Your job is to transcribe the material exactly, every line included.

►

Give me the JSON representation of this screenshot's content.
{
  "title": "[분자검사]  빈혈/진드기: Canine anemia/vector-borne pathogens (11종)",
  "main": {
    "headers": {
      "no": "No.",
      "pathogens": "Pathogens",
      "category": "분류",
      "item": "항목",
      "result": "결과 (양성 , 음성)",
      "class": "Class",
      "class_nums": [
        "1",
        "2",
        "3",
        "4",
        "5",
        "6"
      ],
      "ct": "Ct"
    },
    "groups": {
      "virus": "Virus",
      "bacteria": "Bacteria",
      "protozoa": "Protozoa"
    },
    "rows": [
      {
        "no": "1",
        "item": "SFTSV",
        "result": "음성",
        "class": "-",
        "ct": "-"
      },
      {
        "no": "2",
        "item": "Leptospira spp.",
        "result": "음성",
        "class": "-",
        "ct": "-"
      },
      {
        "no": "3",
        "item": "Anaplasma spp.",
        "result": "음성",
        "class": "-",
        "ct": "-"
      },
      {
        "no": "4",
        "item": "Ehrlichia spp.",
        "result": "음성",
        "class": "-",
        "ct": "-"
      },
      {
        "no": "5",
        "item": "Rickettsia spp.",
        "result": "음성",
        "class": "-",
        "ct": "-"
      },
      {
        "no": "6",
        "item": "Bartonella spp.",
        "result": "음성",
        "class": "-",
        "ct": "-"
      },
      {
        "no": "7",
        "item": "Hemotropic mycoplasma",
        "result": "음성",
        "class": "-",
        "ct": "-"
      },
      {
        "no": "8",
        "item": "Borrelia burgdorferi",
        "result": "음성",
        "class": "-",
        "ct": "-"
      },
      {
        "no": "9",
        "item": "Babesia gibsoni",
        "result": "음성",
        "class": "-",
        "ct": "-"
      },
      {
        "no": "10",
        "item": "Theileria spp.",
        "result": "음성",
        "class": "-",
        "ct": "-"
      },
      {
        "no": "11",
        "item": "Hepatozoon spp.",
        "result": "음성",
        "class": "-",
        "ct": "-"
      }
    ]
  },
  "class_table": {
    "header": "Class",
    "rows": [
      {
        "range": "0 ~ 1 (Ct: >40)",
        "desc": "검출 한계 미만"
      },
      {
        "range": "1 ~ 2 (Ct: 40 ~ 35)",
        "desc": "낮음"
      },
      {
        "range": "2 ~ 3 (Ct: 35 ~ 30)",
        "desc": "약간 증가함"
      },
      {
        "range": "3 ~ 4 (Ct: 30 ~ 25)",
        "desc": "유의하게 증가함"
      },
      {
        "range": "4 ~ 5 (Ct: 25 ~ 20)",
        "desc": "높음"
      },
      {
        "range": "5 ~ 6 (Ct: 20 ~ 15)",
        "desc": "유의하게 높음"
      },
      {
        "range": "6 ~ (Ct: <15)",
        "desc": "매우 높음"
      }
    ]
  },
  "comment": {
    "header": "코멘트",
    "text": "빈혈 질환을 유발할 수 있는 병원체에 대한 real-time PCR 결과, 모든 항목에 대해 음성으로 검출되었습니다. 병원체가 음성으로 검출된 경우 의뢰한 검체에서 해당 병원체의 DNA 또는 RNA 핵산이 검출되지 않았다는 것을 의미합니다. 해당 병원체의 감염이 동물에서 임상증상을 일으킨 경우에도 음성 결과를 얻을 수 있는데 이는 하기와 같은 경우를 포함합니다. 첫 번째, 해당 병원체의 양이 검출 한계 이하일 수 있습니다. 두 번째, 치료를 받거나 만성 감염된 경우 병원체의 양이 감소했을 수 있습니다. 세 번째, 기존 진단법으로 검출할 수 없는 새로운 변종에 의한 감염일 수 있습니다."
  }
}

◄

Your response:
Give me the JSON representation of this screenshot's content.
{
  "title": "[분자검사]  빈혈/진드기: Canine anemia/vector-borne pathogens (11종)",
  "main": {
    "headers": {
      "no": "No.",
      "pathogens": "Pathogens",
      "category": "분류",
      "item": "항목",
      "result": "결과 (양성 , 음성)",
      "class": "Class",
      "class_nums": [
        "1",
        "2",
        "3",
        "4",
        "5",
        "6"
      ],
      "ct": "Ct"
    },
    "groups": {
      "virus": "Virus",
      "bacteria": "Bacteria",
      "protozoa": "Protozoa"
    },
    "rows": [
      {
        "no": "1",
        "item": "SFTSV",
        "result": "음성",
        "class": "-",
        "ct": "-"
      },
      {
        "no": "2",
        "item": "Leptospira spp.",
        "result": "음성",
        "class": "-",
        "ct": "-"
      },
      {
        "no": "3",
        "item": "Anaplasma spp.",
        "result": "음성",
        "class": "-",
        "ct": "-"
      },
      {
        "no": "4",
        "item": "Ehrlichia spp.",
        "result": "음성",
        "class": "-",
        "ct": "-"
      },
      {
        "no": "5",
        "item": "Rickettsia spp.",
        "result": "음성",
        "class": "-",
        "ct": "-"
      },
      {
        "no": "6",
        "item": "Bartonella spp.",
        "result": "음성",
        "class": "-",
        "ct": "-"
      },
      {
        "no": "7",
        "item": "Hemotropic mycoplasma",
        "result": "음성",
        "class": "-",
        "ct": "-"
      },
      {
        "no": "8",
        "item": "Borrelia burgdorferi",
        "result": "음성",
        "class": "-",
        "ct": "-"
      },
      {
        "no": "9",
        "item": "Babesia gibsoni",
        "result": "음성",
        "class": "-",
        "ct": "-"
      },
      {
        "no": "10",
        "item": "Theileria spp.",
        "result": "음성",
        "class": "-",
        "ct": "-"
      },
      {
        "no": "11",
        "item": "Hepatozoon spp.",
        "result": "음성",
        "class": "-",
        "ct": "-"
      }
    ]
  },
  "class_table": {
    "header": "Class",
    "rows": [
      {
        "range": "0 ~ 1 (Ct: >40)",
        "desc": "검출 한계 미만"
      },
      {
        "range": "1 ~ 2 (Ct: 40 ~ 35)",
        "desc": "낮음"
      },
      {
        "range": "2 ~ 3 (Ct: 35 ~ 30)",
        "desc": "약간 증가함"
      },
      {
        "range": "3 ~ 4 (Ct: 30 ~ 25)",
        "desc": "유의하게 증가함"
      },
      {
        "range": "4 ~ 5 (Ct: 25 ~ 20)",
        "desc": "높음"
      },
      {
        "range": "5 ~ 6 (Ct: 20 ~ 15)",
        "desc": "유의하게 높음"
      },
      {
        "range": "6 ~ (Ct: <15)",
        "desc": "매우 높음"
      }
    ]
  },
  "comment": {
    "header": "코멘트",
    "text": "빈혈 질환을 유발할 수 있는 병원체에 대한 real-time PCR 결과, 모든 항목에 대해 음성으로 검출되었습니다. 병원체가 음성으로 검출된 경우 의뢰한 검체에서 해당 병원체의 DNA 또는 RNA 핵산이 검출되지 않았다는 것을 의미합니다. 해당 병원체의 감염이 동물에서 임상증상을 일으킨 경우에도 음성 결과를 얻을 수 있는데 이는 하기와 같은 경우를 포함합니다. 첫 번째, 해당 병원체의 양이 검출 한계 이하일 수 있습니다. 두 번째, 치료를 받거나 만성 감염된 경우 병원체의 양이 감소했을 수 있습니다. 세 번째, 기존 진단법으로 검출할 수 없는 새로운 변종에 의한 감염일 수 있습니다."
  }
}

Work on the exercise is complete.